- _Rows_
● ● ● ● ●
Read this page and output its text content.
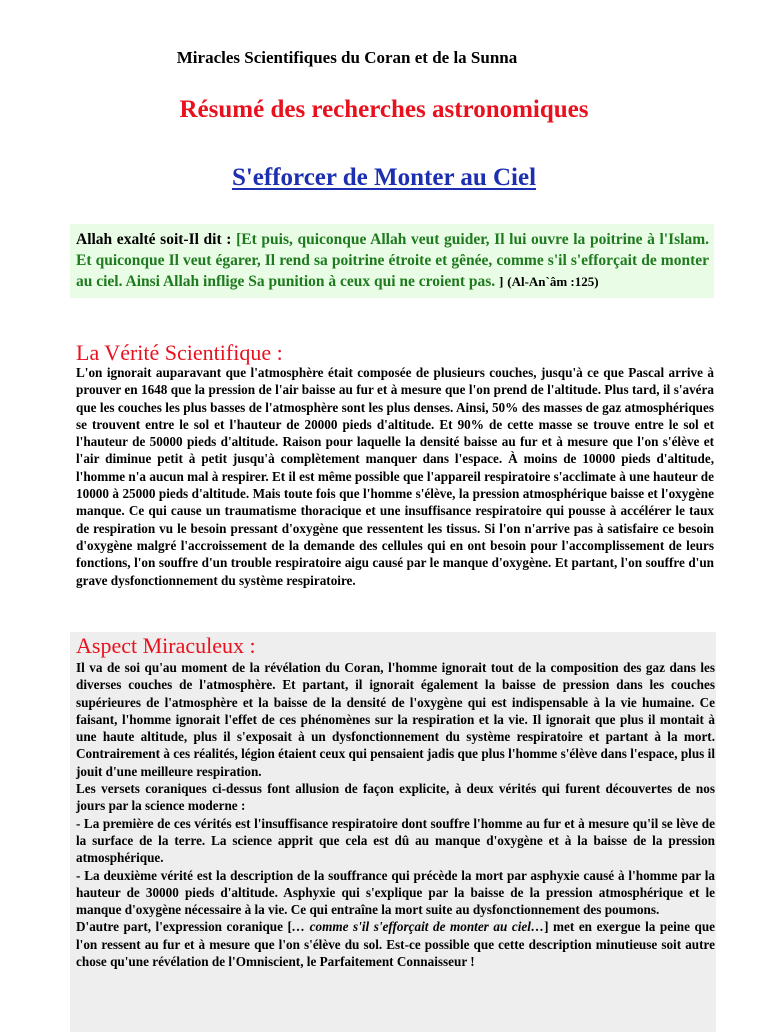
Miracles Scientifiques du Coran et de la Sunna
Résumé des recherches astronomiques
S'efforcer de Monter au Ciel
Allah exalté soit-Il dit : [Et puis, quiconque Allah veut guider, Il lui ouvre la poitrine à l'Islam. Et quiconque Il veut égarer, Il rend sa poitrine étroite et gênée, comme s'il s'efforçait de monter au ciel. Ainsi Allah inflige Sa punition à ceux qui ne croient pas. ] (Al-An`âm :125)
La Vérité Scientifique :
L'on ignorait auparavant que l'atmosphère était composée de plusieurs couches, jusqu'à ce que Pascal arrive à prouver en 1648 que la pression de l'air baisse au fur et à mesure que l'on prend de l'altitude. Plus tard, il s'avéra que les couches les plus basses de l'atmosphère sont les plus denses. Ainsi, 50% des masses de gaz atmosphériques se trouvent entre le sol et l'hauteur de 20000 pieds d'altitude. Et 90% de cette masse se trouve entre le sol et l'hauteur de 50000 pieds d'altitude. Raison pour laquelle la densité baisse au fur et à mesure que l'on s'élève et l'air diminue petit à petit jusqu'à complètement manquer dans l'espace. À moins de 10000 pieds d'altitude, l'homme n'a aucun mal à respirer. Et il est même possible que l'appareil respiratoire s'acclimate à une hauteur de 10000 à 25000 pieds d'altitude. Mais toute fois que l'homme s'élève, la pression atmosphérique baisse et l'oxygène manque. Ce qui cause un traumatisme thoracique et une insuffisance respiratoire qui pousse à accélérer le taux de respiration vu le besoin pressant d'oxygène que ressentent les tissus. Si l'on n'arrive pas à satisfaire ce besoin d'oxygène malgré l'accroissement de la demande des cellules qui en ont besoin pour l'accomplissement de leurs fonctions, l'on souffre d'un trouble respiratoire aigu causé par le manque d'oxygène. Et partant, l'on souffre d'un grave dysfonctionnement du système respiratoire.
Aspect Miraculeux :

Il va de soi qu'au moment de la révélation du Coran, l'homme ignorait tout de la composition des gaz dans les diverses couches de l'atmosphère. Et partant, il ignorait également la baisse de pression dans les couches supérieures de l'atmosphère et la baisse de la densité de l'oxygène qui est indispensable à la vie humaine. Ce faisant, l'homme ignorait l'effet de ces phénomènes sur la respiration et la vie. Il ignorait que plus il montait à une haute altitude, plus il s'exposait à un dysfonctionnement du système respiratoire et partant à la mort. Contrairement à ces réalités, légion étaient ceux qui pensaient jadis que plus l'homme s'élève dans l'espace, plus il jouit d'une meilleure respiration.

Les versets coraniques ci-dessus font allusion de façon explicite, à deux vérités qui furent découvertes de nos jours par la science moderne :

- La première de ces vérités est l'insuffisance respiratoire dont souffre l'homme au fur et à mesure qu'il se lève de la surface de la terre. La science apprit que cela est dû au manque d'oxygène et à la baisse de la pression atmosphérique.

- La deuxième vérité est la description de la souffrance qui précède la mort par asphyxie causé à l'homme par la hauteur de 30000 pieds d'altitude. Asphyxie qui s'explique par la baisse de la pression atmosphérique et le manque d'oxygène nécessaire à la vie. Ce qui entraîne la mort suite au dysfonctionnement des poumons.

D'autre part, l'expression coranique [… comme s'il s'efforçait de monter au ciel…] met en exergue la peine que l'on ressent au fur et à mesure que l'on s'élève du sol. Est-ce possible que cette description minutieuse soit autre chose qu'une révélation de l'Omniscient, le Parfaitement Connaisseur !
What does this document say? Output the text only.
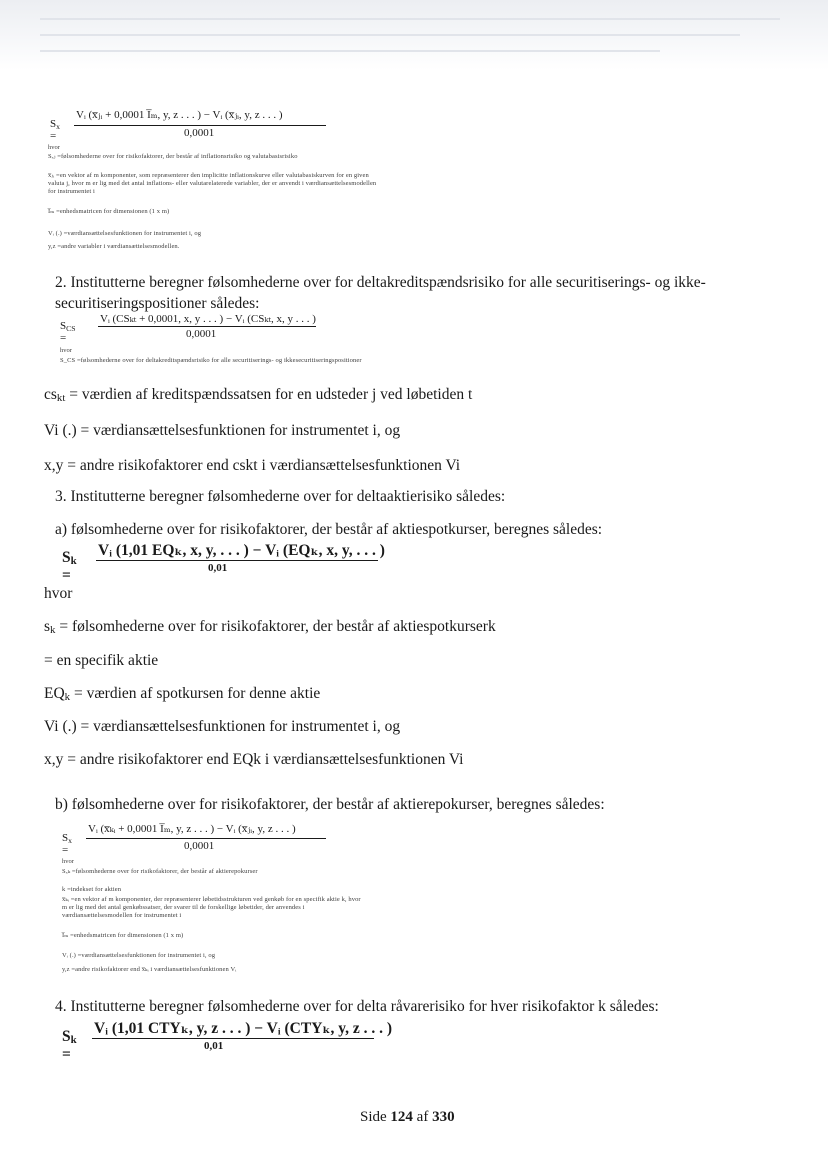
$S_x$ =
Vᵢ (x̅ⱼᵢ + 0,0001 I̅ₘ, y, z . . . ) − Vᵢ (x̅ⱼᵢ, y, z . . . )
0,0001
hvor
Sₓⱼ =følsomhederne over for risikofaktorer, der består af inflationsrisiko og valutabasisrisiko
x̅ⱼᵢ =en vektor af m komponenter, som repræsenterer den implicitte inflationskurve eller valutabasiskurven for en given valuta j, hvor m er lig med det antal inflations- eller valutarelaterede variabler, der er anvendt i værdiansættelsesmodellen for instrumentet i
I̅ₘ =enhedsmatricen for dimensionen (1 x m)
Vᵢ (.) =værdiansættelsesfunktionen for instrumentet i, og
y,z =andre variabler i værdiansættelsesmodellen.
2. Institutterne beregner følsomhederne over for deltakreditspændsrisiko for alle securitiserings- og ikke-securitiseringspositioner således:
$S_{CS}$ =
Vᵢ (CSₖₜ + 0,0001, x, y . . . ) − Vᵢ (CSₖₜ, x, y . . . )
0,0001
hvor
S_CS =følsomhederne over for deltakreditspændsrisiko for alle securitiserings- og ikkesecuritiseringspositioner
$cs_{kt}$ = værdien af kreditspændssatsen for en udsteder j ved løbetiden t
Vi (.) = værdiansættelsesfunktionen for instrumentet i, og
x,y = andre risikofaktorer end cskt i værdiansættelsesfunktionen Vi
3. Institutterne beregner følsomhederne over for deltaaktierisiko således:
a) følsomhederne over for risikofaktorer, der består af aktiespotkurser, beregnes således:
$S_k$ =
Vᵢ (1,01 EQₖ, x, y, . . . ) − Vᵢ (EQₖ, x, y, . . . )
0,01
hvor
$s_k$ = følsomhederne over for risikofaktorer, der består af aktiespotkurserk
= en specifik aktie
$EQ_k$ = værdien af spotkursen for denne aktie
Vi (.) = værdiansættelsesfunktionen for instrumentet i, og
x,y = andre risikofaktorer end EQk i værdiansættelsesfunktionen Vi
b) følsomhederne over for risikofaktorer, der består af aktierepokurser, beregnes således:
$S_x$ =
Vᵢ (x̅ₖᵢ + 0,0001 I̅ₘ, y, z . . . ) − Vᵢ (x̅ⱼᵢ, y, z . . . )
0,0001
hvor
Sₓₖ =følsomhederne over for risikofaktorer, der består af aktierepokurser
k =indekset for aktien
x̅ₖᵢ =en vektor af m komponenter, der repræsenterer løbetidsstrukturen ved genkøb for en specifik aktie k, hvor m er lig med det antal genkøbssatser, der svarer til de forskellige løbetider, der anvendes i værdiansættelsesmodellen for instrumentet i
I̅ₘ =enhedsmatricen for dimensionen (1 x m)
Vᵢ (.) =værdiansættelsesfunktionen for instrumentet i, og
y,z =andre risikofaktorer end x̅ₖᵢ i værdiansættelsesfunktionen Vᵢ
4. Institutterne beregner følsomhederne over for delta råvarerisiko for hver risikofaktor k således:
$S_k$ =
Vᵢ (1,01 CTYₖ, y, z . . . ) − Vᵢ (CTYₖ, y, z . . . )
0,01
Side 124 af 330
● ● ● ● ●
- _Work to be completed_
Transcribe all the records above word for word, without their images.

- _Result_
Read this page and output its text content.
Miracles Scientifiques du Coran et de la Sunna
Résumé des recherches astronomiques
S'efforcer de Monter au Ciel
Allah exalté soit-Il dit : [Et puis, quiconque Allah veut guider, Il lui ouvre la poitrine à l'Islam. Et quiconque Il veut égarer, Il rend sa poitrine étroite et gênée, comme s'il s'efforçait de monter au ciel. Ainsi Allah inflige Sa punition à ceux qui ne croient pas. ] (Al-An`âm :125)
La Vérité Scientifique :
L'on ignorait auparavant que l'atmosphère était composée de plusieurs couches, jusqu'à ce que Pascal arrive à prouver en 1648 que la pression de l'air baisse au fur et à mesure que l'on prend de l'altitude. Plus tard, il s'avéra que les couches les plus basses de l'atmosphère sont les plus denses. Ainsi, 50% des masses de gaz atmosphériques se trouvent entre le sol et l'hauteur de 20000 pieds d'altitude. Et 90% de cette masse se trouve entre le sol et l'hauteur de 50000 pieds d'altitude. Raison pour laquelle la densité baisse au fur et à mesure que l'on s'élève et l'air diminue petit à petit jusqu'à complètement manquer dans l'espace. À moins de 10000 pieds d'altitude, l'homme n'a aucun mal à respirer. Et il est même possible que l'appareil respiratoire s'acclimate à une hauteur de 10000 à 25000 pieds d'altitude. Mais toute fois que l'homme s'élève, la pression atmosphérique baisse et l'oxygène manque. Ce qui cause un traumatisme thoracique et une insuffisance respiratoire qui pousse à accélérer le taux de respiration vu le besoin pressant d'oxygène que ressentent les tissus. Si l'on n'arrive pas à satisfaire ce besoin d'oxygène malgré l'accroissement de la demande des cellules qui en ont besoin pour l'accomplissement de leurs fonctions, l'on souffre d'un trouble respiratoire aigu causé par le manque d'oxygène. Et partant, l'on souffre d'un grave dysfonctionnement du système respiratoire.
Aspect Miraculeux :

Il va de soi qu'au moment de la révélation du Coran, l'homme ignorait tout de la composition des gaz dans les diverses couches de l'atmosphère. Et partant, il ignorait également la baisse de pression dans les couches supérieures de l'atmosphère et la baisse de la densité de l'oxygène qui est indispensable à la vie humaine. Ce faisant, l'homme ignorait l'effet de ces phénomènes sur la respiration et la vie. Il ignorait que plus il montait à une haute altitude, plus il s'exposait à un dysfonctionnement du système respiratoire et partant à la mort. Contrairement à ces réalités, légion étaient ceux qui pensaient jadis que plus l'homme s'élève dans l'espace, plus il jouit d'une meilleure respiration.

Les versets coraniques ci-dessus font allusion de façon explicite, à deux vérités qui furent découvertes de nos jours par la science moderne :

- La première de ces vérités est l'insuffisance respiratoire dont souffre l'homme au fur et à mesure qu'il se lève de la surface de la terre. La science apprit que cela est dû au manque d'oxygène et à la baisse de la pression atmosphérique.

- La deuxième vérité est la description de la souffrance qui précède la mort par asphyxie causé à l'homme par la hauteur de 30000 pieds d'altitude. Asphyxie qui s'explique par la baisse de la pression atmosphérique et le manque d'oxygène nécessaire à la vie. Ce qui entraîne la mort suite au dysfonctionnement des poumons.

D'autre part, l'expression coranique [… comme s'il s'efforçait de monter au ciel…] met en exergue la peine que l'on ressent au fur et à mesure que l'on s'élève du sol. Est-ce possible que cette description minutieuse soit autre chose qu'une révélation de l'Omniscient, le Parfaitement Connaisseur !
What does this document say? Output the text only.
$S_x$ =
Vᵢ (x̅ⱼᵢ + 0,0001 I̅ₘ, y, z . . . ) − Vᵢ (x̅ⱼᵢ, y, z . . . )
0,0001
hvor
Sₓⱼ =følsomhederne over for risikofaktorer, der består af inflationsrisiko og valutabasisrisiko
x̅ⱼᵢ =en vektor af m komponenter, som repræsenterer den implicitte inflationskurve eller valutabasiskurven for en given valuta j, hvor m er lig med det antal inflations- eller valutarelaterede variabler, der er anvendt i værdiansættelsesmodellen for instrumentet i
I̅ₘ =enhedsmatricen for dimensionen (1 x m)
Vᵢ (.) =værdiansættelsesfunktionen for instrumentet i, og
y,z =andre variabler i værdiansættelsesmodellen.
2. Institutterne beregner følsomhederne over for deltakreditspændsrisiko for alle securitiserings- og ikke-securitiseringspositioner således:
$S_{CS}$ =
Vᵢ (CSₖₜ + 0,0001, x, y . . . ) − Vᵢ (CSₖₜ, x, y . . . )
0,0001
hvor
S_CS =følsomhederne over for deltakreditspændsrisiko for alle securitiserings- og ikkesecuritiseringspositioner
$cs_{kt}$ = værdien af kreditspændssatsen for en udsteder j ved løbetiden t
Vi (.) = værdiansættelsesfunktionen for instrumentet i, og
x,y = andre risikofaktorer end cskt i værdiansættelsesfunktionen Vi
3. Institutterne beregner følsomhederne over for deltaaktierisiko således:
a) følsomhederne over for risikofaktorer, der består af aktiespotkurser, beregnes således:
$S_k$ =
Vᵢ (1,01 EQₖ, x, y, . . . ) − Vᵢ (EQₖ, x, y, . . . )
0,01
hvor
$s_k$ = følsomhederne over for risikofaktorer, der består af aktiespotkurserk
= en specifik aktie
$EQ_k$ = værdien af spotkursen for denne aktie
Vi (.) = værdiansættelsesfunktionen for instrumentet i, og
x,y = andre risikofaktorer end EQk i værdiansættelsesfunktionen Vi
b) følsomhederne over for risikofaktorer, der består af aktierepokurser, beregnes således:
$S_x$ =
Vᵢ (x̅ₖᵢ + 0,0001 I̅ₘ, y, z . . . ) − Vᵢ (x̅ⱼᵢ, y, z . . . )
0,0001
hvor
Sₓₖ =følsomhederne over for risikofaktorer, der består af aktierepokurser
k =indekset for aktien
x̅ₖᵢ =en vektor af m komponenter, der repræsenterer løbetidsstrukturen ved genkøb for en specifik aktie k, hvor m er lig med det antal genkøbssatser, der svarer til de forskellige løbetider, der anvendes i værdiansættelsesmodellen for instrumentet i
I̅ₘ =enhedsmatricen for dimensionen (1 x m)
Vᵢ (.) =værdiansættelsesfunktionen for instrumentet i, og
y,z =andre risikofaktorer end x̅ₖᵢ i værdiansættelsesfunktionen Vᵢ
4. Institutterne beregner følsomhederne over for delta råvarerisiko for hver risikofaktor k således:
$S_k$ =
Vᵢ (1,01 CTYₖ, y, z . . . ) − Vᵢ (CTYₖ, y, z . . . )
0,01
Side 124 af 330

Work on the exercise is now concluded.